■ What is asked:
Every line of the records below should be restated exactly.

(Data records)
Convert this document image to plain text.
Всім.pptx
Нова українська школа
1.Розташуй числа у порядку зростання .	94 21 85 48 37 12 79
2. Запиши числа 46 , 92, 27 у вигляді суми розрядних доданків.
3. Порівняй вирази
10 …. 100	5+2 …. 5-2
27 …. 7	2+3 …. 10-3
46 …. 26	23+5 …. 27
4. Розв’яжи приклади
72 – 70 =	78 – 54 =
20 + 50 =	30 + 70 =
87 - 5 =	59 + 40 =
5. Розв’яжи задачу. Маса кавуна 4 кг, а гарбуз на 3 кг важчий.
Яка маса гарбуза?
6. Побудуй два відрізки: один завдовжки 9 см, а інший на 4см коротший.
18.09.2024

■ The result:
Convert this document image to plain text.
Всім.pptx
Нова українська школа
1.Розташуй числа у порядку зростання .	94 21 85 48 37 12 79
2. Запиши числа 46 , 92, 27 у вигляді суми розрядних доданків.
3. Порівняй вирази
10 …. 100	5+2 …. 5-2
27 …. 7	2+3 …. 10-3
46 …. 26	23+5 …. 27
4. Розв’яжи приклади
72 – 70 =	78 – 54 =
20 + 50 =	30 + 70 =
87 - 5 =	59 + 40 =
5. Розв’яжи задачу. Маса кавуна 4 кг, а гарбуз на 3 кг важчий.
Яка маса гарбуза?
6. Побудуй два відрізки: один завдовжки 9 см, а інший на 4см коротший.
18.09.2024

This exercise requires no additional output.